*Votre objectif*
Pourriez-vous recopier mot pour mot, dans le passage ci-dessous sur Heidegger et l'essence de l'art, la partie qui s'ouvre sur les mots contenant "15Voir la peinture" et se clôt sur "Heidegger, GA 53, 19." ?

*Passage fourni*
========================================================================

15Voir la peinture en sa vérité – la voir avec les yeux –, c’est tout le contraire du symbole et de l’allégorie, ce qui nous amène au deuxième problème que soulève le couple matière / forme.
*
- 23 M. Heidegger, GA 53, 21.
- 24 M. Heidegger, GA 5, 68 ; Chemins…, p. 90.
16En effet, le schéma forme / matière pose la forme comme suprasensible et la matière comme sensible. On est ici au cœur de ce que Heidegger appelle au début du cours sur l’Ister de Hölderlin, « l’essence métaphysique de l’art »23, qui atteint son sommet dans « la méditation la plus vaste – parce que pensée à partir de la métaphysique – que l’Occident possède concernant l’essence de l’art »24, lit-on dans la « Postface » à L’origine de l’œuvre d’art. Il s’agit de l’Esthétique de Hegel dont Heidegger cite dans le cours la phrase suivante :
- 25 M. Heidegger, GA 53, 19.
Le sensible de l’œuvre d’art ne doit avoir d’existence que dans la mesure où il existe pour l’esprit de l’homme, mais pas dans la mesure où il existe lui-même en tant que sensible pour lui-même25.
17Prise dans ce schéma, Heidegger l’explique plus en détail dans la première version de la conférence, l’œuvre d’art est interprétée dans une dialectique du sensible et de l’intelligible qui se résout dans les concepts d’allégorie ou de symbole. Ce que nous voyons sensiblement sur une toile, ce que nous entendons sensiblement par l’oreille, cela renvoie à une réalité spirituelle autre et plus élevée. À cet égard, il ne faut pas s’étonner que la méditation sur l’œuvre d’art, dont on ne trouve aucune trace dans Être et temps, fasse son apparition précisément au moment où la pensée de Heidegger se comprend de plus en plus comme ayant pour tâche le dépassement de la métaphysique (voir Apports à la philosophie, GA 65, § 85).
- 26 M. Heidegger, GA 5, 31 ; Chemins…, p. 48.
- 27 M. Heidegger, GA 5, 30 ; Chemins…, p. 47.

========================================================================

*Données recueillies*
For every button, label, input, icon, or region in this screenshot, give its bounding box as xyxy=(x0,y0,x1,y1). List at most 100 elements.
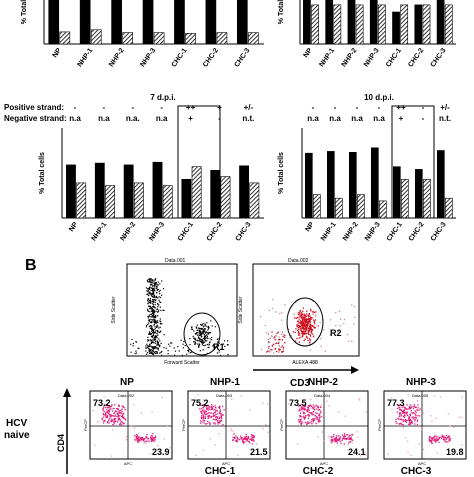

========================================================================

*Réponse*
15Voir la peinture en sa vérité – la voir avec les yeux –, c’est tout le contraire du symbole et de l’allégorie, ce qui nous amène au deuxième problème que soulève le couple matière / forme.
*
- 23 M. Heidegger, GA 53, 21.
- 24 M. Heidegger, GA 5, 68 ; Chemins…, p. 90.
16En effet, le schéma forme / matière pose la forme comme suprasensible et la matière comme sensible. On est ici au cœur de ce que Heidegger appelle au début du cours sur l’Ister de Hölderlin, « l’essence métaphysique de l’art »23, qui atteint son sommet dans « la méditation la plus vaste – parce que pensée à partir de la métaphysique – que l’Occident possède concernant l’essence de l’art »24, lit-on dans la « Postface » à L’origine de l’œuvre d’art. Il s’agit de l’Esthétique de Hegel dont Heidegger cite dans le cours la phrase suivante :
- 25 M. Heidegger, GA 53, 19.